Aim ::
Rewrite the entries below as a JSON list of strings, one string per line and no blank lines. Begin at the line that contains "status-text: com.udemy - backendninja/src/main/java" and stop after the line that contains "List every element".
↓↓↓
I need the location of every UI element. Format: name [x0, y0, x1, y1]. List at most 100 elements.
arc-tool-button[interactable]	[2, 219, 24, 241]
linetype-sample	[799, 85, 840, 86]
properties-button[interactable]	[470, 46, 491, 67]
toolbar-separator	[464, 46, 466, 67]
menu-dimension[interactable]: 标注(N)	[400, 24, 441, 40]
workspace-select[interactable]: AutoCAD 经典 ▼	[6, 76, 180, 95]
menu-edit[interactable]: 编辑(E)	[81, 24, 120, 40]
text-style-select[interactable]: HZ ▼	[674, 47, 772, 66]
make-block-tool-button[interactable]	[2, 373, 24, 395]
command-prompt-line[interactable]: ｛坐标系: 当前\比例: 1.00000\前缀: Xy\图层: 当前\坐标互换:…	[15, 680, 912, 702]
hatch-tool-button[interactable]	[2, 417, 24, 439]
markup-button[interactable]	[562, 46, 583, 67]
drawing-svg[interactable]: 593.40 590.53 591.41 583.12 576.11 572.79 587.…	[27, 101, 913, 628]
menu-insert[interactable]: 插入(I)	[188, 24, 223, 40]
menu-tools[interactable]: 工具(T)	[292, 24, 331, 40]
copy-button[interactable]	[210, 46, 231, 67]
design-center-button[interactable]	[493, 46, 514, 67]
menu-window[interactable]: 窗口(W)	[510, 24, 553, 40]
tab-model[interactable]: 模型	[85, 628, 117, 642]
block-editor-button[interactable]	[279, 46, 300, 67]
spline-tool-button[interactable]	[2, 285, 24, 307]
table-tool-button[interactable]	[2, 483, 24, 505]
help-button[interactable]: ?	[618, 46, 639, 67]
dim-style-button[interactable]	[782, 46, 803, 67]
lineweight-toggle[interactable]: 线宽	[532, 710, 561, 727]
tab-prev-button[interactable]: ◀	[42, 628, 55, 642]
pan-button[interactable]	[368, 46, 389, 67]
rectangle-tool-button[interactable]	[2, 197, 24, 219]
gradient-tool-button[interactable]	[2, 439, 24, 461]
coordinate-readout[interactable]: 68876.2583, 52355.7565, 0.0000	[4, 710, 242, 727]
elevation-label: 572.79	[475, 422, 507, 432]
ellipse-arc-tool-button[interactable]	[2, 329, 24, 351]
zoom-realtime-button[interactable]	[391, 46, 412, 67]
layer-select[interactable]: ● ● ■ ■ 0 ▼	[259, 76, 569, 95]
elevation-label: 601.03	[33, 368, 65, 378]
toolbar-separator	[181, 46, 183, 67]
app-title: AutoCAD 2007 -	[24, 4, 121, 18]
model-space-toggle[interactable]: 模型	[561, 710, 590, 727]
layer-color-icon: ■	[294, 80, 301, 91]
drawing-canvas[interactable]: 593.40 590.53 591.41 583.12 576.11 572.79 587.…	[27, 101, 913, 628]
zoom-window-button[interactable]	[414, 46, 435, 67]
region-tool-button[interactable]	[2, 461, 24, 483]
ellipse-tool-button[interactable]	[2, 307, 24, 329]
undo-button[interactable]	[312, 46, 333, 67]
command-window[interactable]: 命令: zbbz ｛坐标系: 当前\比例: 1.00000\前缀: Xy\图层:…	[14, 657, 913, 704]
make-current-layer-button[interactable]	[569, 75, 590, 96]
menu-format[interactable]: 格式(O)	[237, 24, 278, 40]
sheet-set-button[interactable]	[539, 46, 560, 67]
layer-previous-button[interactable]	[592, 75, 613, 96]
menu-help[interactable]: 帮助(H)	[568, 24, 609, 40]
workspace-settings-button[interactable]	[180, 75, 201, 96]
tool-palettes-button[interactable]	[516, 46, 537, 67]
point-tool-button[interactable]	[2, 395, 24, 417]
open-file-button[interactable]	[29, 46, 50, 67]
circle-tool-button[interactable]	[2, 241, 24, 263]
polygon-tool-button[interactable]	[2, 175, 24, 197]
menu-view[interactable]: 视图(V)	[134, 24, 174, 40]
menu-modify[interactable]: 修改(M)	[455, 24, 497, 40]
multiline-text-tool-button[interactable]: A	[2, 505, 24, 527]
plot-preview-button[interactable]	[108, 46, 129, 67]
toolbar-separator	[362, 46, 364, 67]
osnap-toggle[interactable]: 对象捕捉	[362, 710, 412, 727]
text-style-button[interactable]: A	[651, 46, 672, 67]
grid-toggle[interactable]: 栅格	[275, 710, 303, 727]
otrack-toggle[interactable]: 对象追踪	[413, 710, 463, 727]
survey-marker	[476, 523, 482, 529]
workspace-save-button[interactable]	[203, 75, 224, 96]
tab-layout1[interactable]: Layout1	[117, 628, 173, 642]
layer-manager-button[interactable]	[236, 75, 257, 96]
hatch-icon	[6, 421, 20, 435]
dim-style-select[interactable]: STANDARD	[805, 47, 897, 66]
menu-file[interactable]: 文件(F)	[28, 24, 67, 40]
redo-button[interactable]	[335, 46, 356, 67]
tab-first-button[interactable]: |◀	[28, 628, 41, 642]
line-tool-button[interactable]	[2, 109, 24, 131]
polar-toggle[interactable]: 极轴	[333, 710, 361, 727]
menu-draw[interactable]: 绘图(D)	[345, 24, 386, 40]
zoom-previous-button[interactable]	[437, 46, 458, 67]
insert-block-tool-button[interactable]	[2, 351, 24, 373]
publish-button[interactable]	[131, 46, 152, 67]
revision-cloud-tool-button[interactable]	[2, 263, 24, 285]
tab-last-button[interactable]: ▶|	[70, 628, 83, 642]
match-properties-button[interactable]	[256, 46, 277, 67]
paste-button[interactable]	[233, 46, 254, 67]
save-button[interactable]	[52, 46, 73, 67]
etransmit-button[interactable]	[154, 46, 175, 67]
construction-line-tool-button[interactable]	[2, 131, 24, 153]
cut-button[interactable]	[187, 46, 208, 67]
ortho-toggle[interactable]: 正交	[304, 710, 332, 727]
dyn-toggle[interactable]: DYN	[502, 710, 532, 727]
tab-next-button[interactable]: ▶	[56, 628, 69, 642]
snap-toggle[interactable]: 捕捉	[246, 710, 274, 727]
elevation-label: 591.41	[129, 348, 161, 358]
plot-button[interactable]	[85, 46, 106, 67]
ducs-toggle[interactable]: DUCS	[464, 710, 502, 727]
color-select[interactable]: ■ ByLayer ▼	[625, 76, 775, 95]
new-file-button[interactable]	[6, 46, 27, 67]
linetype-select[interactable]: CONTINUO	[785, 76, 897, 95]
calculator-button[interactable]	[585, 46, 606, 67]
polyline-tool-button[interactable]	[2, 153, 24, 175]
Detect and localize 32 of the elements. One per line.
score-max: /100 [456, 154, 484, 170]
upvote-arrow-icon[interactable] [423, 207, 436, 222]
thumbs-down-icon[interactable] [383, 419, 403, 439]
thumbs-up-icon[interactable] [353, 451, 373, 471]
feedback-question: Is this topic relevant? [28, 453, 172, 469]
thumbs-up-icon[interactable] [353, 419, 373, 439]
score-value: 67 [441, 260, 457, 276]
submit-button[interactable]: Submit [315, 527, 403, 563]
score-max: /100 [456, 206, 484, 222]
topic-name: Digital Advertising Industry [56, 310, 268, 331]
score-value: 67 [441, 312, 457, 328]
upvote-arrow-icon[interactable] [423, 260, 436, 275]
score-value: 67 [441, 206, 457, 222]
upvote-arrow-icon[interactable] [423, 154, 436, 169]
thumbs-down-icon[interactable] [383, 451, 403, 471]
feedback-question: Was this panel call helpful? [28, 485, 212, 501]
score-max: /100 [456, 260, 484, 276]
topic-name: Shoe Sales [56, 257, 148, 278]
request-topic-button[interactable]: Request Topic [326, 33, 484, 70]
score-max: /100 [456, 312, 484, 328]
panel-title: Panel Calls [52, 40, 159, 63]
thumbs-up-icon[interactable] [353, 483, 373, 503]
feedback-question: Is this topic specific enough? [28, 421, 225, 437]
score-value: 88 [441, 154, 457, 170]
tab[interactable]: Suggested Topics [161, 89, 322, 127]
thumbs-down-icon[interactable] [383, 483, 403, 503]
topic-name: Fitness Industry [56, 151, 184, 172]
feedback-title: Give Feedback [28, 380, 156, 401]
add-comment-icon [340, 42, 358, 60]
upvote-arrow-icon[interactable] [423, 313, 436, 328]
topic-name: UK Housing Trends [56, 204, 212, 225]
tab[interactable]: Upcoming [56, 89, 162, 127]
↑↑↑
↓↓↓
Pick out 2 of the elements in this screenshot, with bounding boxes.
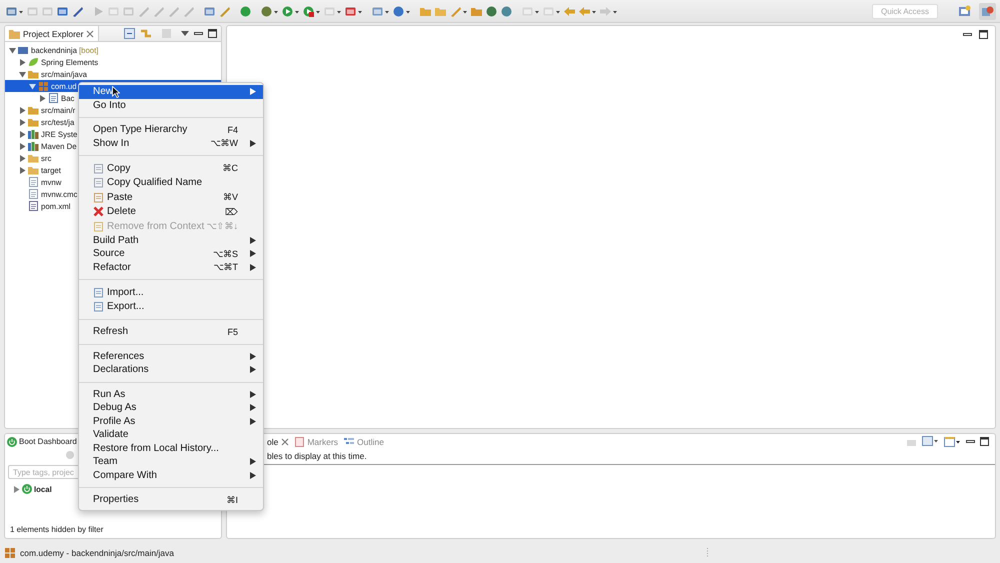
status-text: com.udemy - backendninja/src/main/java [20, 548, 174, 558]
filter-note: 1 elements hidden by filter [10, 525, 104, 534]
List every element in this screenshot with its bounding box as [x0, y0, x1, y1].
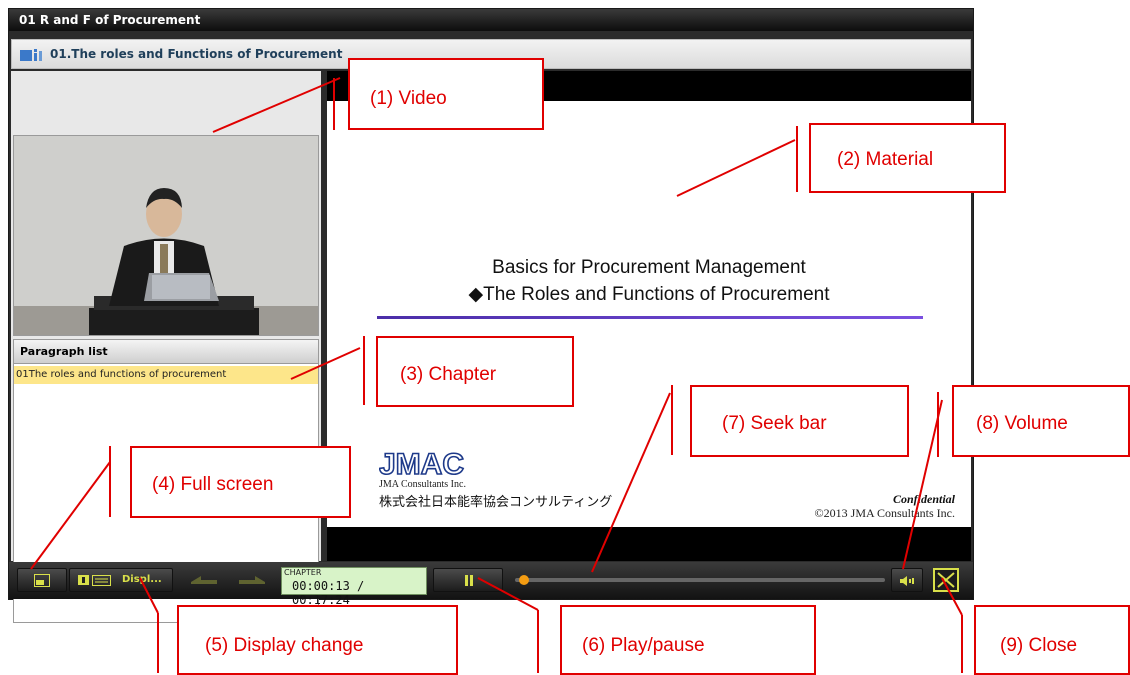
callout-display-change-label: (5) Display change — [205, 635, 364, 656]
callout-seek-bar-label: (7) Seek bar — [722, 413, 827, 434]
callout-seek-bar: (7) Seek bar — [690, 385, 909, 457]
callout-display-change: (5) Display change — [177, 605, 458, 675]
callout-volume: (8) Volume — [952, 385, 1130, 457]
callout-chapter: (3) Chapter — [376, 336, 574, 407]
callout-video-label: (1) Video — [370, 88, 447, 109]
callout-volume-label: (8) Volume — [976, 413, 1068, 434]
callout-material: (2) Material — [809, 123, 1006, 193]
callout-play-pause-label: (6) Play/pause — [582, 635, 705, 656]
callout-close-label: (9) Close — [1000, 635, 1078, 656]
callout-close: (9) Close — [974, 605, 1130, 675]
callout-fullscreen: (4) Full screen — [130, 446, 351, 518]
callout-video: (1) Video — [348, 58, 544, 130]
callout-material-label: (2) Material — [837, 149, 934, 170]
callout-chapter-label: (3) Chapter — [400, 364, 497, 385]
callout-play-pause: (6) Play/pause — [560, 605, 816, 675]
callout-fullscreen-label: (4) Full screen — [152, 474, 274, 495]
↑↑↑
Task answer ::
[
  "status-text: com.udemy - backendninja/src/main/java [20, 548, 174, 558]",
  "filter-note: 1 elements hidden by filter [10, 525, 104, 534]",
  "List every element in this screenshot with its bounding box as [x0, y0, x1, y1]."
]